** Start **

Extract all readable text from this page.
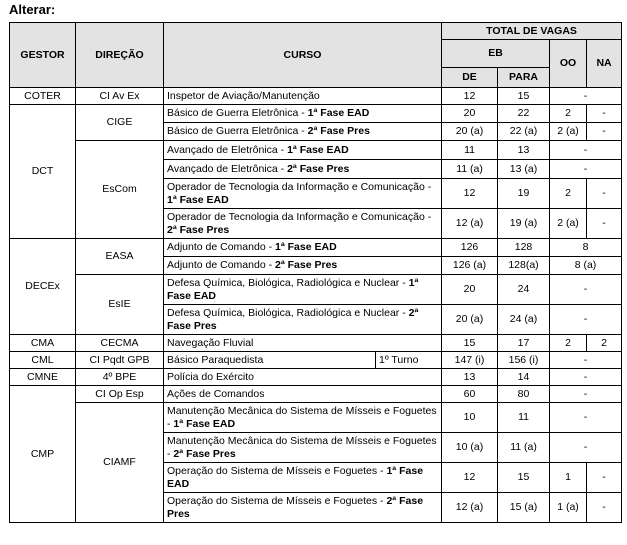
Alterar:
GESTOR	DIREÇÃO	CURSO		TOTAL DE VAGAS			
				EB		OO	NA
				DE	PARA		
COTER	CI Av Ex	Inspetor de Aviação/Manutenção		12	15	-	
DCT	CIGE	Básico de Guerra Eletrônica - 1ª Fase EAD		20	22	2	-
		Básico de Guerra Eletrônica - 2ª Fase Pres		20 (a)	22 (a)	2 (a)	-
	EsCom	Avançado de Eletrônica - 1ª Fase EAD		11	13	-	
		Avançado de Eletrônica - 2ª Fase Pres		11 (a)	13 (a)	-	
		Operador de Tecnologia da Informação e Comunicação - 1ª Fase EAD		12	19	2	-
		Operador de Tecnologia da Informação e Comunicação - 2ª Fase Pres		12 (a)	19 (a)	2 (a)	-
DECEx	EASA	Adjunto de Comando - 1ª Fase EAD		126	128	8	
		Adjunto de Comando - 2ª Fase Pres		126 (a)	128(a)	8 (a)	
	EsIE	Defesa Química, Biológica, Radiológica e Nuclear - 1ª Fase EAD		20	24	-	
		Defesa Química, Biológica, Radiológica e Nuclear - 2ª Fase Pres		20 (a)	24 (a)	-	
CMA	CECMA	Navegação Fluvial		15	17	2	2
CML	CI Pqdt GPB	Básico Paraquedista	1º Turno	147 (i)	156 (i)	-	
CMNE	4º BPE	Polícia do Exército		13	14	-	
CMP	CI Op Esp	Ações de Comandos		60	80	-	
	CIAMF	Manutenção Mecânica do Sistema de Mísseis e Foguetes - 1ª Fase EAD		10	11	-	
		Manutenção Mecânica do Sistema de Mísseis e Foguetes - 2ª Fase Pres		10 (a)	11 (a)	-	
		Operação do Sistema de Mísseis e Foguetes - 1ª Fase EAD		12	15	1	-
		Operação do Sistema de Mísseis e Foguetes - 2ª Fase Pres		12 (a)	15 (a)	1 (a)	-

** End **
** Start **

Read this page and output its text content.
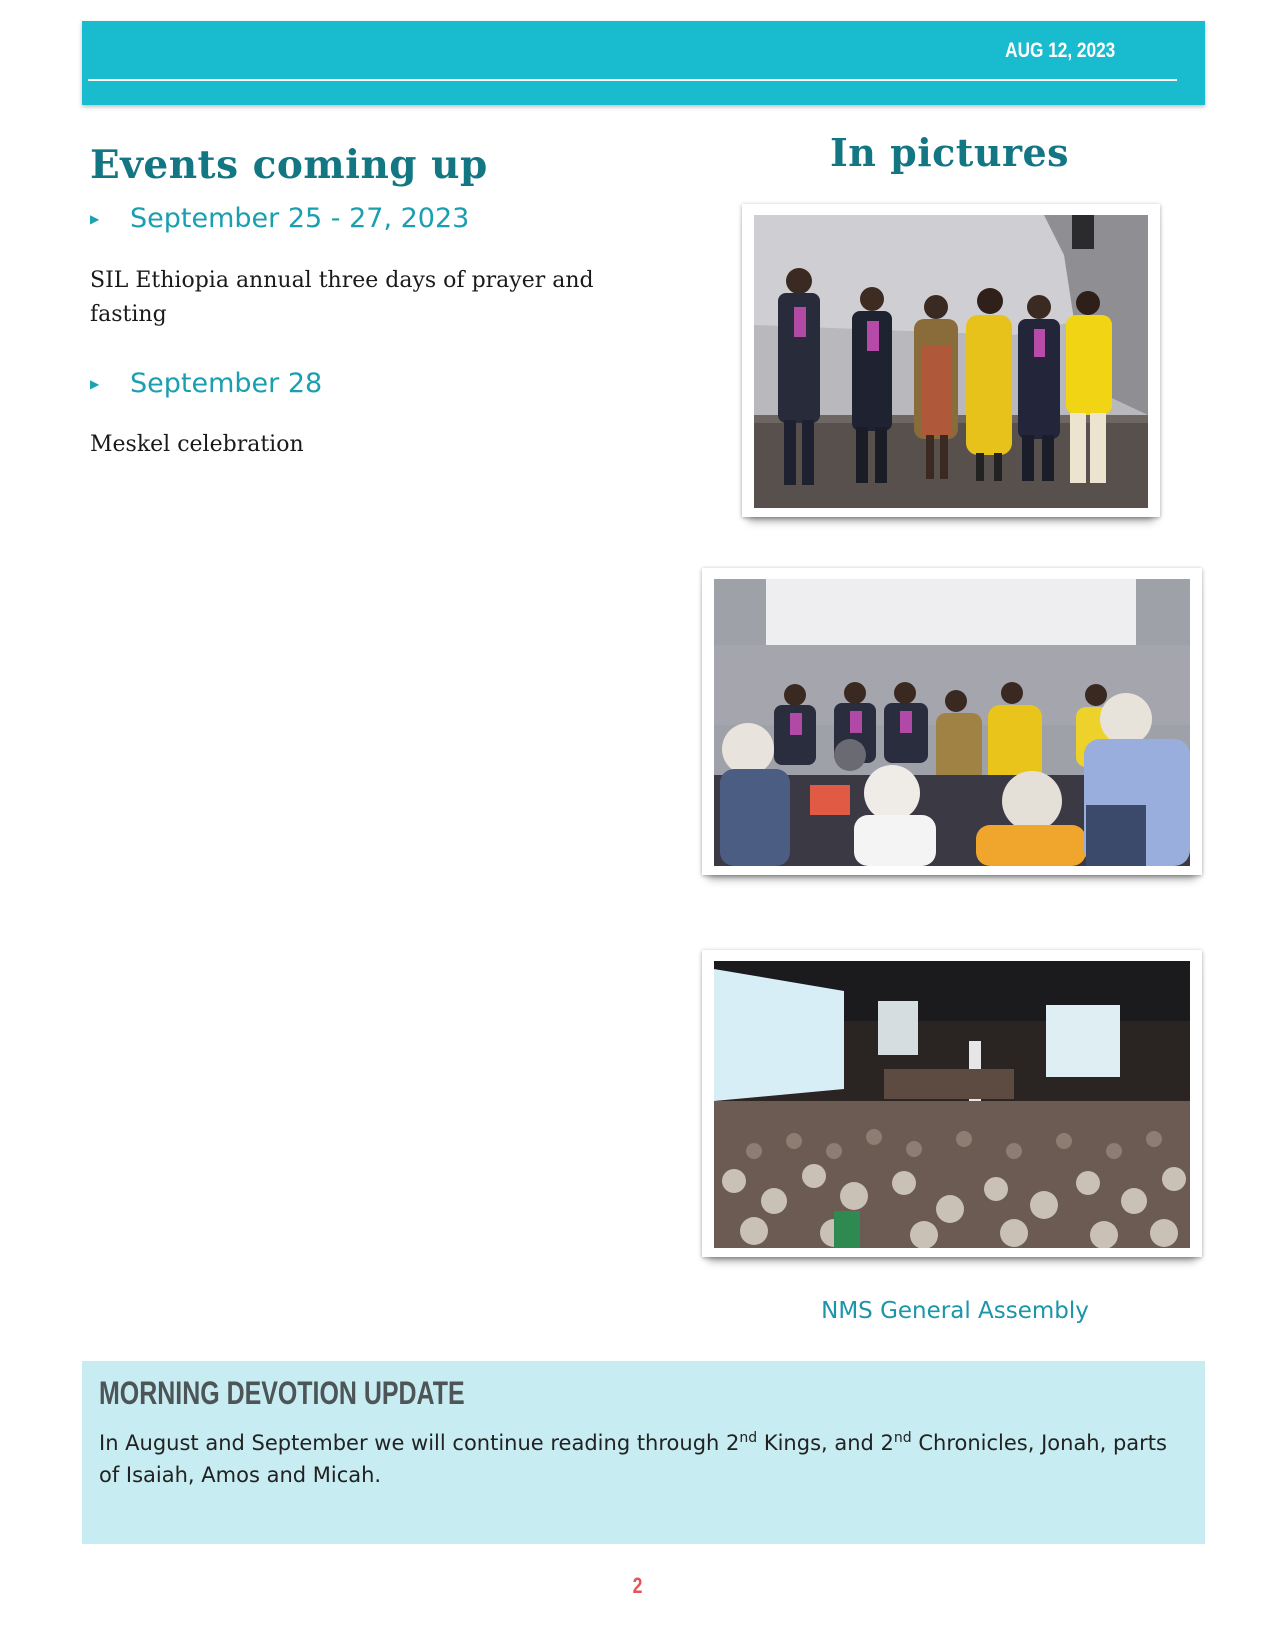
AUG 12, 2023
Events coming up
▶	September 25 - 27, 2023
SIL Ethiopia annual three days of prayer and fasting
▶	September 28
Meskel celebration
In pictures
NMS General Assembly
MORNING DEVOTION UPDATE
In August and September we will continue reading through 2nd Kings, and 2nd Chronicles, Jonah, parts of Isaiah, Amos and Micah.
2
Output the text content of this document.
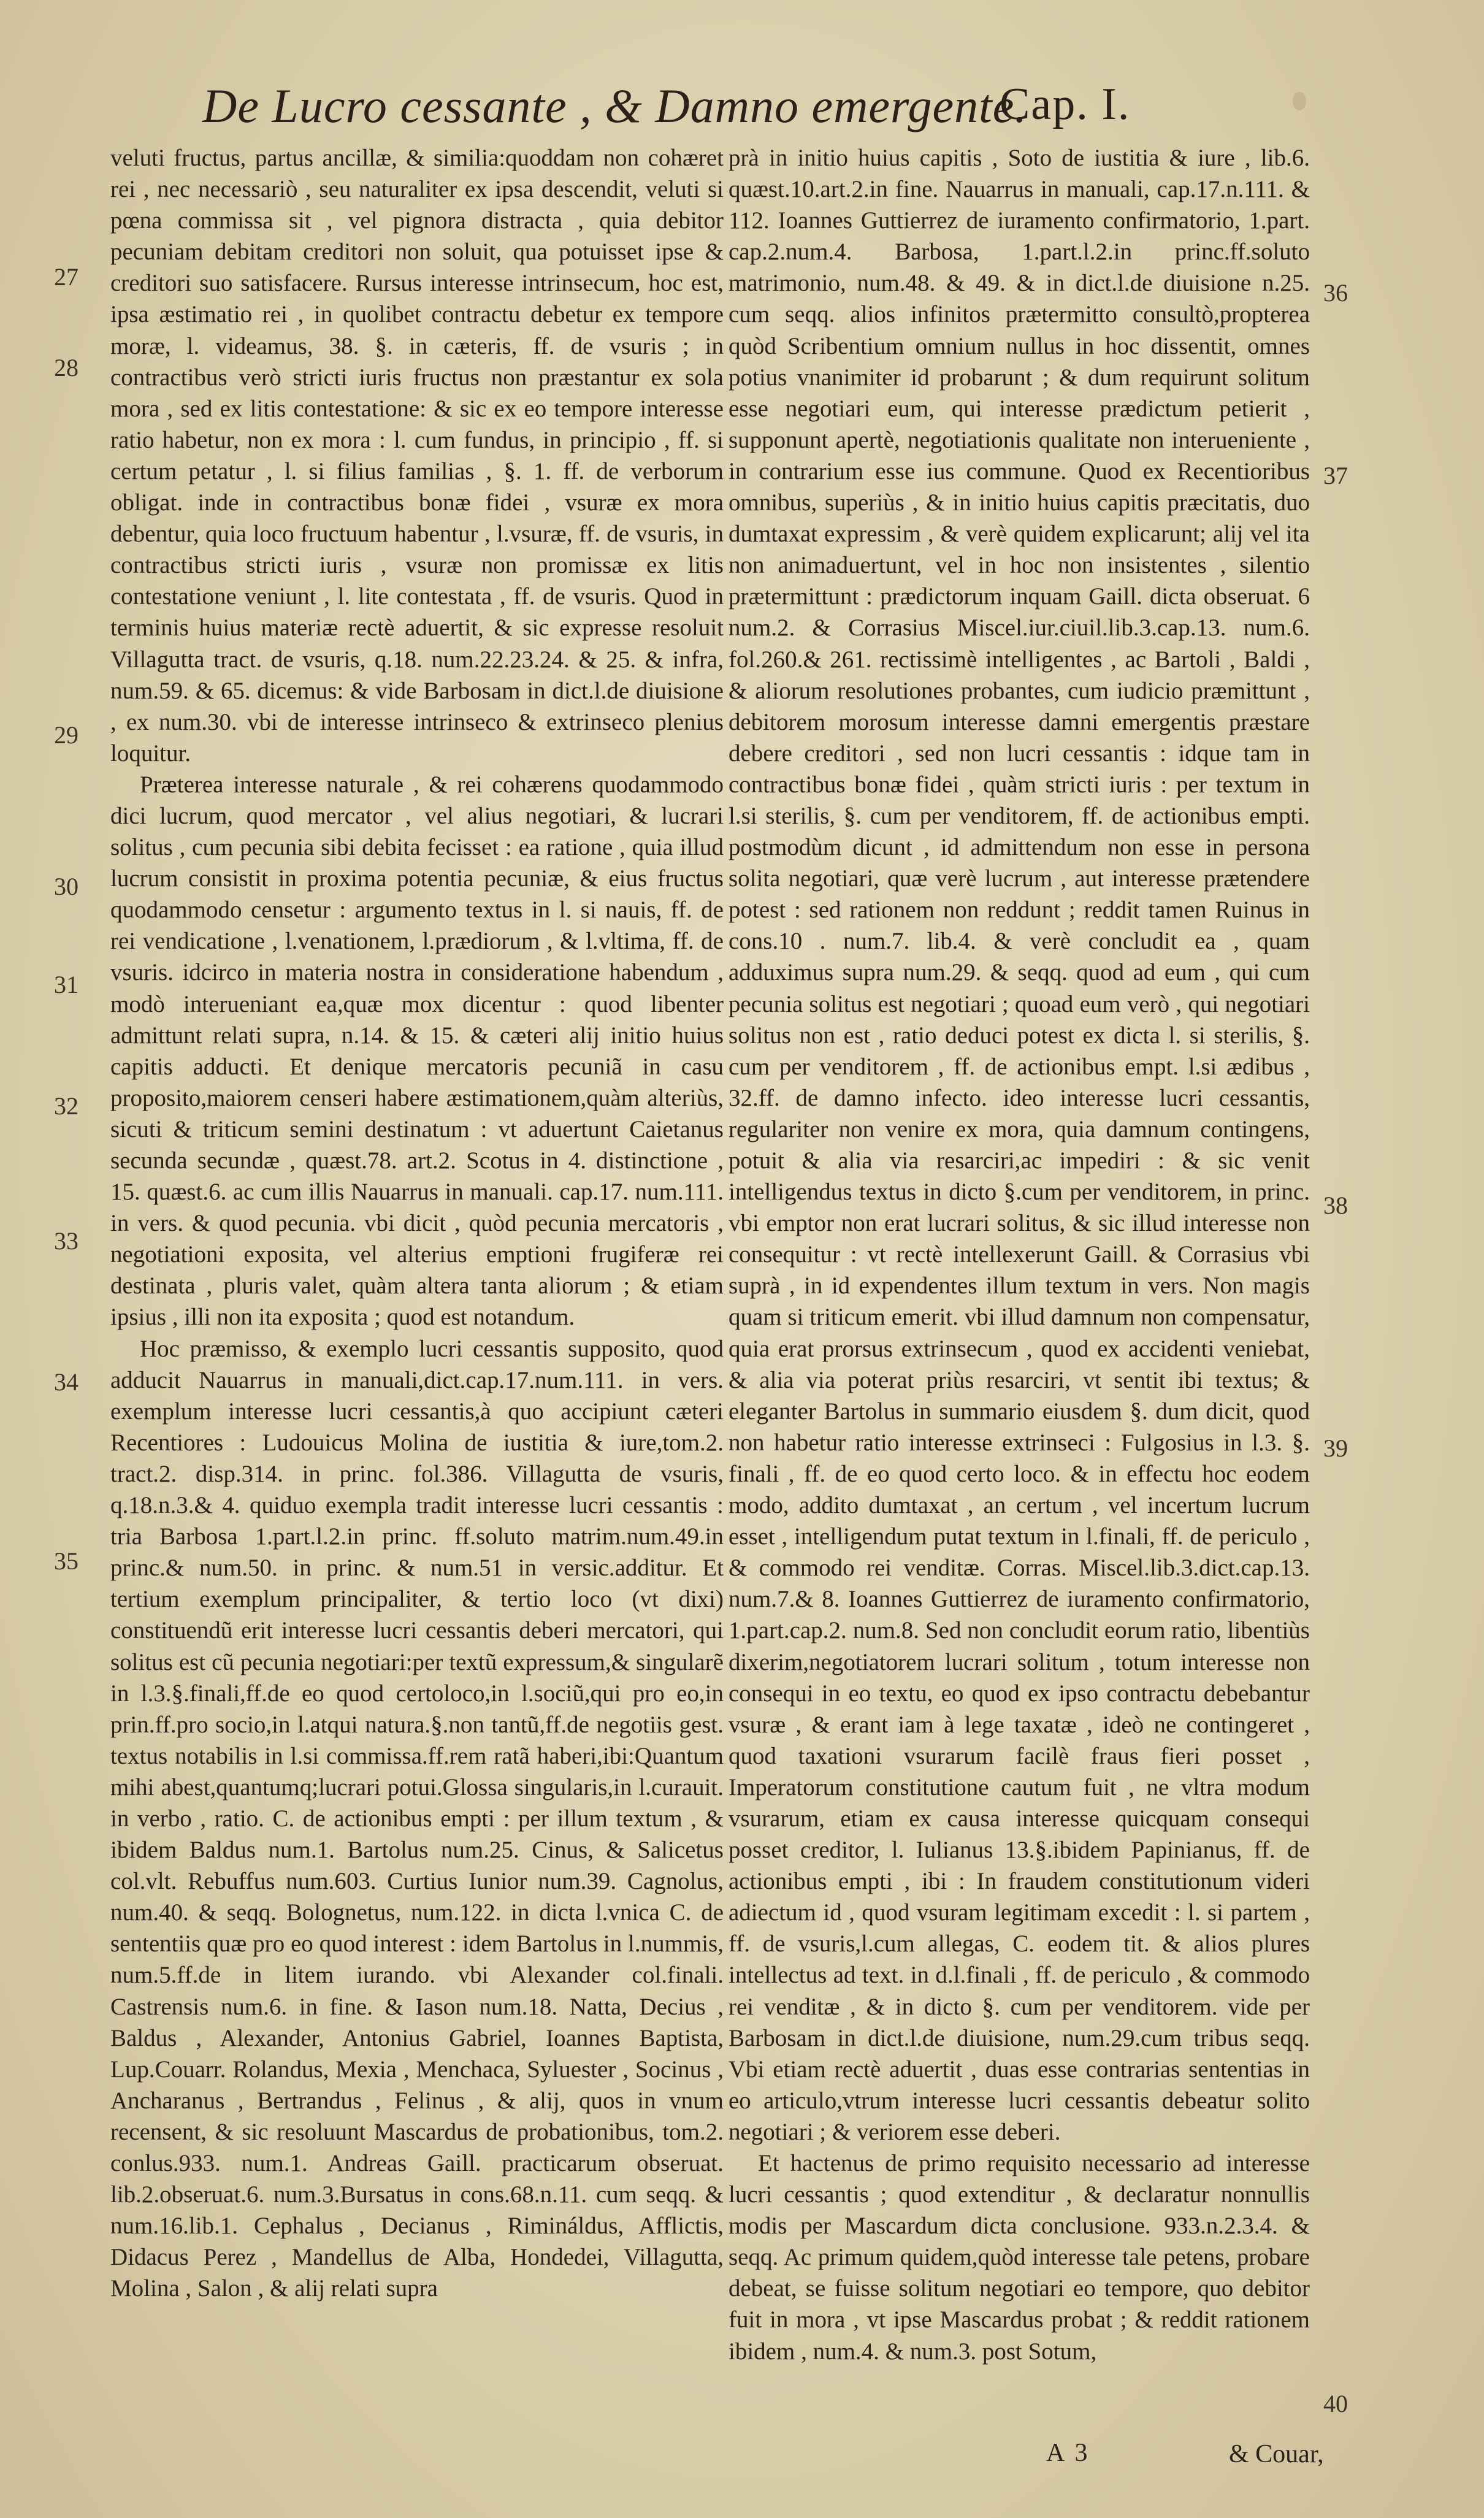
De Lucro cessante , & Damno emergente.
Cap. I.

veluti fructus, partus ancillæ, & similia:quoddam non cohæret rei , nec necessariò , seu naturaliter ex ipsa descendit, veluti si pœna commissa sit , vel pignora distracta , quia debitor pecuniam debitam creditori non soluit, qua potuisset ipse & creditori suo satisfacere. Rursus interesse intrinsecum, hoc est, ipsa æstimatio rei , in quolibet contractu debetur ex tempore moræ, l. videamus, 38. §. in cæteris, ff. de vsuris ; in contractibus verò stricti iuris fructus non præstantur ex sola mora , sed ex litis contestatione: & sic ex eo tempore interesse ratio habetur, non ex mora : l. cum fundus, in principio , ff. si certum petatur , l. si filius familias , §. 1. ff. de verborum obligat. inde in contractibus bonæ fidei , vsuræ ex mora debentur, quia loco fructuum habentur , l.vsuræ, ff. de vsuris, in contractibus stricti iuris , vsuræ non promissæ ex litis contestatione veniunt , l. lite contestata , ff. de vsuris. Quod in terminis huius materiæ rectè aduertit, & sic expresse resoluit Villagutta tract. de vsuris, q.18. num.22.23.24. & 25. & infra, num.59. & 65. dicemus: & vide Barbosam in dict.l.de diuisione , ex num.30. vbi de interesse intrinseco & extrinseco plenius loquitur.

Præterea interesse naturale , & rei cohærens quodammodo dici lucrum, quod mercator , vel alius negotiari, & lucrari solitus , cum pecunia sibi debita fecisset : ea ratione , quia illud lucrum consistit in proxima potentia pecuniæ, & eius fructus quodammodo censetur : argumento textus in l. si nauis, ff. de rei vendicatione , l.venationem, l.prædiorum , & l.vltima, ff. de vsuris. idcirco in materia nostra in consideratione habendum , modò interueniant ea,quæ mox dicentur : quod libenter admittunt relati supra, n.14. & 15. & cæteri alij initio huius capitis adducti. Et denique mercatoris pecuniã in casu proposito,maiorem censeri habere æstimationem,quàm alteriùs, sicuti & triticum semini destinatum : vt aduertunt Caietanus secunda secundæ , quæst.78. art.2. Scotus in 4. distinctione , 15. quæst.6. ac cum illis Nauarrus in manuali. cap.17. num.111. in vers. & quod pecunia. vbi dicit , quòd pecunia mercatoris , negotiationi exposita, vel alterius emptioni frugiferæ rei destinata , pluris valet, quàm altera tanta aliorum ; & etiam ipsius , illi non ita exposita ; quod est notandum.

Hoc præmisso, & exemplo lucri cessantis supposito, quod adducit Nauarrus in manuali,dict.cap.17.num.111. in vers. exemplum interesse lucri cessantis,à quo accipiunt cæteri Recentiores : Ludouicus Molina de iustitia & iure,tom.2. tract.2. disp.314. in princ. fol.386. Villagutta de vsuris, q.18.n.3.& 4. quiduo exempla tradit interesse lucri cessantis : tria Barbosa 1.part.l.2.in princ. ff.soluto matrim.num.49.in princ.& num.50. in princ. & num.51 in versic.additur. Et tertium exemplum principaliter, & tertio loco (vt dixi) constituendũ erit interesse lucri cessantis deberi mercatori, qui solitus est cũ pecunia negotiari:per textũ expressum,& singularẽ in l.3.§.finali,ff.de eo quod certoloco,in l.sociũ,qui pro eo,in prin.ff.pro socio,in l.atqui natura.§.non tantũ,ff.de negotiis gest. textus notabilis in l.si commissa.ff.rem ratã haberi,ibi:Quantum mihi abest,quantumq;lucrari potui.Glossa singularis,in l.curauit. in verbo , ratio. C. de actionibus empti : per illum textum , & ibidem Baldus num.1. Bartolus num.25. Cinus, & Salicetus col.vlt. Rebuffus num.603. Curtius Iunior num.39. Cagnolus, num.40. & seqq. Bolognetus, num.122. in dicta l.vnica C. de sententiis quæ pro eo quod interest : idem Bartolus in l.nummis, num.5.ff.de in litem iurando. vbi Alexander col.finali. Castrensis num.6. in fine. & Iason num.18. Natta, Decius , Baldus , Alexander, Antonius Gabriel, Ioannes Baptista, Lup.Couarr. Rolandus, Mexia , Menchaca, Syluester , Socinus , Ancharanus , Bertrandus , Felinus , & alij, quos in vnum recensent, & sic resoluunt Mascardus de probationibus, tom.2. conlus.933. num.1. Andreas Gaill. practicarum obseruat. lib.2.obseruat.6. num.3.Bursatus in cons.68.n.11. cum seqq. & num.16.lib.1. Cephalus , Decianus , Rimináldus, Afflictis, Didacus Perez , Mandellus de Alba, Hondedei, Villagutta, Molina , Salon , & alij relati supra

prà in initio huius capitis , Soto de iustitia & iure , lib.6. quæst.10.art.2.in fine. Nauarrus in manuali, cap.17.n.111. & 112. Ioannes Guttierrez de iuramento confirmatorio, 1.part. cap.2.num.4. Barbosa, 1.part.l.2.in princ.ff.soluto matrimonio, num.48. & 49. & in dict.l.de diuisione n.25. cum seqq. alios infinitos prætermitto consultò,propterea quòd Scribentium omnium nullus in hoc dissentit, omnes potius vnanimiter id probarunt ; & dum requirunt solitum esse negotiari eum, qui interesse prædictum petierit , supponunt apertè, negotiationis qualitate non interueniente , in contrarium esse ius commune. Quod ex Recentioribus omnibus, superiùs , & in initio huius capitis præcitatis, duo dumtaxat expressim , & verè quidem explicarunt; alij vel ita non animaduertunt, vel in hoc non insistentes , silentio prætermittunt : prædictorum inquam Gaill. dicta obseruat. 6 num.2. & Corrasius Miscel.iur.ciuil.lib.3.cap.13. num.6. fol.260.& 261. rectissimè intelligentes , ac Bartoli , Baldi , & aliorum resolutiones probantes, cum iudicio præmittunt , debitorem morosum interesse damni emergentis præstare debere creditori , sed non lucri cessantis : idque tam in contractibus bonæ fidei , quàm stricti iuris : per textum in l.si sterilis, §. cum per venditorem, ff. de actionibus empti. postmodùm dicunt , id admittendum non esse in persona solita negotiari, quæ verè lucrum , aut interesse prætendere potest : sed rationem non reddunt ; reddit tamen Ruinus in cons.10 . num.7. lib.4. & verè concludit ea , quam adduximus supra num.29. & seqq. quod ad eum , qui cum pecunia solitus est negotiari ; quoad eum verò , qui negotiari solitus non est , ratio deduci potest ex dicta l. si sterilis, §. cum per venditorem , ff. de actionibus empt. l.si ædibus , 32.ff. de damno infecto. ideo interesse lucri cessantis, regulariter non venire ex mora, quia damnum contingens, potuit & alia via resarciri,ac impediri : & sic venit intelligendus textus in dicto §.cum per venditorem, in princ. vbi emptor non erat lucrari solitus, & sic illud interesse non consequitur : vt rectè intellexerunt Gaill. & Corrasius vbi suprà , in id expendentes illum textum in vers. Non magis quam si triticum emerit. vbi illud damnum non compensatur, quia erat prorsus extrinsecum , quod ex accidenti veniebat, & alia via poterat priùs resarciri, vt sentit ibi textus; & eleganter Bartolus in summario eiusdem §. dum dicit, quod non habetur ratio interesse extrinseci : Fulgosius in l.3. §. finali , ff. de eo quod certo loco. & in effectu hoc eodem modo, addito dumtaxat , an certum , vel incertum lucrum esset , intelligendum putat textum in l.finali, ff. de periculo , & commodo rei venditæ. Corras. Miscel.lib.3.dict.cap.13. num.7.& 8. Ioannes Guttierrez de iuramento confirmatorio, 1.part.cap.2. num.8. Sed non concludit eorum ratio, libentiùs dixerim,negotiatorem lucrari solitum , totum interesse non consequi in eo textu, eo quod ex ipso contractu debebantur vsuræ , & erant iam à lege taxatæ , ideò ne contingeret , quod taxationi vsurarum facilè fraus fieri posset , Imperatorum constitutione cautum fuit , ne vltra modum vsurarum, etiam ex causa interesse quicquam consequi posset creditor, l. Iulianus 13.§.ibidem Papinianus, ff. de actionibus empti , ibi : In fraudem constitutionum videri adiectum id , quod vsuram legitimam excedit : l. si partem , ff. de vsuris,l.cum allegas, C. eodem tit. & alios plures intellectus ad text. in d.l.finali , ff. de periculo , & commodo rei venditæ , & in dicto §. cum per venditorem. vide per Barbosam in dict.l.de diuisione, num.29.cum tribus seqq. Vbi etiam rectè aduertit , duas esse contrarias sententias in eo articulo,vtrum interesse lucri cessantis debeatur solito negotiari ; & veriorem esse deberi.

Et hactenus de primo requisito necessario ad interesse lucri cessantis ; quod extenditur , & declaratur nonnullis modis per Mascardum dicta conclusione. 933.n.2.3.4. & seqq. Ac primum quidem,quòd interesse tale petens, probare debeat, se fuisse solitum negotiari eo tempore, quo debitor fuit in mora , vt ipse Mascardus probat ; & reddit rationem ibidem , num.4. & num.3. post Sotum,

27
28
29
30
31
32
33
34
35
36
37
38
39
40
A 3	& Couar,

** End **

Instructions for the task> Take every line from the data above that holds "Avançado" and copy it out.

Solution to this problem>
	EsCom	Avançado de Eletrônica - 1ª Fase EAD		11	13	-	
		Avançado de Eletrônica - 2ª Fase Pres		11 (a)	13 (a)	-	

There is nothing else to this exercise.